(Items from a dataset)
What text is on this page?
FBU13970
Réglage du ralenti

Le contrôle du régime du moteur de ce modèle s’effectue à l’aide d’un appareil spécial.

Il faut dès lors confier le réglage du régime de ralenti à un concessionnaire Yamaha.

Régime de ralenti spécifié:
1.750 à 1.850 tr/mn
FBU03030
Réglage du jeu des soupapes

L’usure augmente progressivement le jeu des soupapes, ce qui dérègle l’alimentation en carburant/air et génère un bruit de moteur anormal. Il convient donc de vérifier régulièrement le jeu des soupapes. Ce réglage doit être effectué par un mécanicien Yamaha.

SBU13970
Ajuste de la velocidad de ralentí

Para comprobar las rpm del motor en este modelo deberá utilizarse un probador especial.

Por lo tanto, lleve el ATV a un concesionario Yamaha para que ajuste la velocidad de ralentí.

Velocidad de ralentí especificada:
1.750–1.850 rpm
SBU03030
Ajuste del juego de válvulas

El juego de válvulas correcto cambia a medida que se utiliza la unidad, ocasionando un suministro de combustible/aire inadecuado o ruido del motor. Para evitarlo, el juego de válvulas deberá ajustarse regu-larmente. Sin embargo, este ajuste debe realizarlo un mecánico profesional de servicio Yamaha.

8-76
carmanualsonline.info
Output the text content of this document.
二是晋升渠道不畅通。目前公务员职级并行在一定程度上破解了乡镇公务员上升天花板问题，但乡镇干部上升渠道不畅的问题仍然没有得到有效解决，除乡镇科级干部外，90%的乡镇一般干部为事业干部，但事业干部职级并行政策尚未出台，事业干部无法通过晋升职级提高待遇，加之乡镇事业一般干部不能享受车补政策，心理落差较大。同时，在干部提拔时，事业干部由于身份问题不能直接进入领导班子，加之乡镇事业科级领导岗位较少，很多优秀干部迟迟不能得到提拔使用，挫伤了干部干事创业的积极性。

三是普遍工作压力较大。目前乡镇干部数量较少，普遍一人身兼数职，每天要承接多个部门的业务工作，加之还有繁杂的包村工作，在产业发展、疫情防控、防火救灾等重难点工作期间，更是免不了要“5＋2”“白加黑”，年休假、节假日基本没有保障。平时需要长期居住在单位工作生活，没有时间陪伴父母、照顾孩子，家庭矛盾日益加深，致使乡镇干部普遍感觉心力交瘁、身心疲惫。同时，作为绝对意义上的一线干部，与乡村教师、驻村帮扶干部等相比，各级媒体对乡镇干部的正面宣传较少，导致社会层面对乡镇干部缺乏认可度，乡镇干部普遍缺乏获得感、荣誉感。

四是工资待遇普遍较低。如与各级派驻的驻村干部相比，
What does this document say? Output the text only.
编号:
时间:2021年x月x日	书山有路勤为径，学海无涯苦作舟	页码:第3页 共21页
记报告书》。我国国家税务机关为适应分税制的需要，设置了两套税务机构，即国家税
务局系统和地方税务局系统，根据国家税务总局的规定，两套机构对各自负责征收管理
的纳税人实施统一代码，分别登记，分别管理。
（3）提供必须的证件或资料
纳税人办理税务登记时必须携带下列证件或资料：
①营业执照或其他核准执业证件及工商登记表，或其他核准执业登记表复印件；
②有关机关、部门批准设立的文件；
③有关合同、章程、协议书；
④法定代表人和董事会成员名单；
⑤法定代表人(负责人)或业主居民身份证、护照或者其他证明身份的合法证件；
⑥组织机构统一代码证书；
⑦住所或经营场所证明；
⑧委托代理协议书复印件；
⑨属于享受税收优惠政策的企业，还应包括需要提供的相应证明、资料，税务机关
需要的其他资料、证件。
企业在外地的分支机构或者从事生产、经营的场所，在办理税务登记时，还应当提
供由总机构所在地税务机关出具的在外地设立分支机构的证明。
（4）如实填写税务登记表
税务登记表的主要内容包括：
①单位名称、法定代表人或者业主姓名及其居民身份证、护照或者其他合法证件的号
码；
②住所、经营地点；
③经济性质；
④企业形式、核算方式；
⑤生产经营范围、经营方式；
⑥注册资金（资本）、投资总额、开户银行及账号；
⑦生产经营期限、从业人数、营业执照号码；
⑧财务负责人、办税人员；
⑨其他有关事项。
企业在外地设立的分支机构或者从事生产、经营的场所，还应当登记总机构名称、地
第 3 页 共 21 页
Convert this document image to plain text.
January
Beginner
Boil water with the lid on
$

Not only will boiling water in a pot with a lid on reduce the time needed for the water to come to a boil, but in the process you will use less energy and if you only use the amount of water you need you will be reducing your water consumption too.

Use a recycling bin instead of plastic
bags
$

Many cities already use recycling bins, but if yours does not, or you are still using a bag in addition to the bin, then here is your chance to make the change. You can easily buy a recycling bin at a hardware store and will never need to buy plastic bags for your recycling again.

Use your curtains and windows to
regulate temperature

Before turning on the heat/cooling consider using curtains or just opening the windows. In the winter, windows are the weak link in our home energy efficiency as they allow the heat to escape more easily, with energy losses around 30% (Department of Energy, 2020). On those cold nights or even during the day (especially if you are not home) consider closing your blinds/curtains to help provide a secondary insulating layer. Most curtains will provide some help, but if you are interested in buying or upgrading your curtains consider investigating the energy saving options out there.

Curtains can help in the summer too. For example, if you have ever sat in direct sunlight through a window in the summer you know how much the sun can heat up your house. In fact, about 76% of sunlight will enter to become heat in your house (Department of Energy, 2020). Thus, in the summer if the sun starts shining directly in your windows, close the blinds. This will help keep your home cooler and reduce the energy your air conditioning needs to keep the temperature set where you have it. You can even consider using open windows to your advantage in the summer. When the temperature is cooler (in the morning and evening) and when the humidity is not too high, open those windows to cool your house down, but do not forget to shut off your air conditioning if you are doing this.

**EXERCISE DESCRIPTION**: Write out every entry again exactly, please, with nothing missing.

**RESULT**:
What text is on this page?
FBU13970
Réglage du ralenti

Le contrôle du régime du moteur de ce modèle s’effectue à l’aide d’un appareil spécial.

Il faut dès lors confier le réglage du régime de ralenti à un concessionnaire Yamaha.

Régime de ralenti spécifié:
1.750 à 1.850 tr/mn
FBU03030
Réglage du jeu des soupapes

L’usure augmente progressivement le jeu des soupapes, ce qui dérègle l’alimentation en carburant/air et génère un bruit de moteur anormal. Il convient donc de vérifier régulièrement le jeu des soupapes. Ce réglage doit être effectué par un mécanicien Yamaha.

SBU13970
Ajuste de la velocidad de ralentí

Para comprobar las rpm del motor en este modelo deberá utilizarse un probador especial.

Por lo tanto, lleve el ATV a un concesionario Yamaha para que ajuste la velocidad de ralentí.

Velocidad de ralentí especificada:
1.750–1.850 rpm
SBU03030
Ajuste del juego de válvulas

El juego de válvulas correcto cambia a medida que se utiliza la unidad, ocasionando un suministro de combustible/aire inadecuado o ruido del motor. Para evitarlo, el juego de válvulas deberá ajustarse regu-larmente. Sin embargo, este ajuste debe realizarlo un mecánico profesional de servicio Yamaha.

8-76
carmanualsonline.info
Output the text content of this document.
二是晋升渠道不畅通。目前公务员职级并行在一定程度上破解了乡镇公务员上升天花板问题，但乡镇干部上升渠道不畅的问题仍然没有得到有效解决，除乡镇科级干部外，90%的乡镇一般干部为事业干部，但事业干部职级并行政策尚未出台，事业干部无法通过晋升职级提高待遇，加之乡镇事业一般干部不能享受车补政策，心理落差较大。同时，在干部提拔时，事业干部由于身份问题不能直接进入领导班子，加之乡镇事业科级领导岗位较少，很多优秀干部迟迟不能得到提拔使用，挫伤了干部干事创业的积极性。

三是普遍工作压力较大。目前乡镇干部数量较少，普遍一人身兼数职，每天要承接多个部门的业务工作，加之还有繁杂的包村工作，在产业发展、疫情防控、防火救灾等重难点工作期间，更是免不了要“5＋2”“白加黑”，年休假、节假日基本没有保障。平时需要长期居住在单位工作生活，没有时间陪伴父母、照顾孩子，家庭矛盾日益加深，致使乡镇干部普遍感觉心力交瘁、身心疲惫。同时，作为绝对意义上的一线干部，与乡村教师、驻村帮扶干部等相比，各级媒体对乡镇干部的正面宣传较少，导致社会层面对乡镇干部缺乏认可度，乡镇干部普遍缺乏获得感、荣誉感。

四是工资待遇普遍较低。如与各级派驻的驻村干部相比，
What does this document say? Output the text only.
编号:
时间:2021年x月x日	书山有路勤为径，学海无涯苦作舟	页码:第3页 共21页
记报告书》。我国国家税务机关为适应分税制的需要，设置了两套税务机构，即国家税
务局系统和地方税务局系统，根据国家税务总局的规定，两套机构对各自负责征收管理
的纳税人实施统一代码，分别登记，分别管理。
（3）提供必须的证件或资料
纳税人办理税务登记时必须携带下列证件或资料：
①营业执照或其他核准执业证件及工商登记表，或其他核准执业登记表复印件；
②有关机关、部门批准设立的文件；
③有关合同、章程、协议书；
④法定代表人和董事会成员名单；
⑤法定代表人(负责人)或业主居民身份证、护照或者其他证明身份的合法证件；
⑥组织机构统一代码证书；
⑦住所或经营场所证明；
⑧委托代理协议书复印件；
⑨属于享受税收优惠政策的企业，还应包括需要提供的相应证明、资料，税务机关
需要的其他资料、证件。
企业在外地的分支机构或者从事生产、经营的场所，在办理税务登记时，还应当提
供由总机构所在地税务机关出具的在外地设立分支机构的证明。
（4）如实填写税务登记表
税务登记表的主要内容包括：
①单位名称、法定代表人或者业主姓名及其居民身份证、护照或者其他合法证件的号
码；
②住所、经营地点；
③经济性质；
④企业形式、核算方式；
⑤生产经营范围、经营方式；
⑥注册资金（资本）、投资总额、开户银行及账号；
⑦生产经营期限、从业人数、营业执照号码；
⑧财务负责人、办税人员；
⑨其他有关事项。
企业在外地设立的分支机构或者从事生产、经营的场所，还应当登记总机构名称、地
第 3 页 共 21 页
Convert this document image to plain text.
January
Beginner
Boil water with the lid on
$

Not only will boiling water in a pot with a lid on reduce the time needed for the water to come to a boil, but in the process you will use less energy and if you only use the amount of water you need you will be reducing your water consumption too.

Use a recycling bin instead of plastic
bags
$

Many cities already use recycling bins, but if yours does not, or you are still using a bag in addition to the bin, then here is your chance to make the change. You can easily buy a recycling bin at a hardware store and will never need to buy plastic bags for your recycling again.

Use your curtains and windows to
regulate temperature

Before turning on the heat/cooling consider using curtains or just opening the windows. In the winter, windows are the weak link in our home energy efficiency as they allow the heat to escape more easily, with energy losses around 30% (Department of Energy, 2020). On those cold nights or even during the day (especially if you are not home) consider closing your blinds/curtains to help provide a secondary insulating layer. Most curtains will provide some help, but if you are interested in buying or upgrading your curtains consider investigating the energy saving options out there.

Curtains can help in the summer too. For example, if you have ever sat in direct sunlight through a window in the summer you know how much the sun can heat up your house. In fact, about 76% of sunlight will enter to become heat in your house (Department of Energy, 2020). Thus, in the summer if the sun starts shining directly in your windows, close the blinds. This will help keep your home cooler and reduce the energy your air conditioning needs to keep the temperature set where you have it. You can even consider using open windows to your advantage in the summer. When the temperature is cooler (in the morning and evening) and when the humidity is not too high, open those windows to cool your house down, but do not forget to shut off your air conditioning if you are doing this.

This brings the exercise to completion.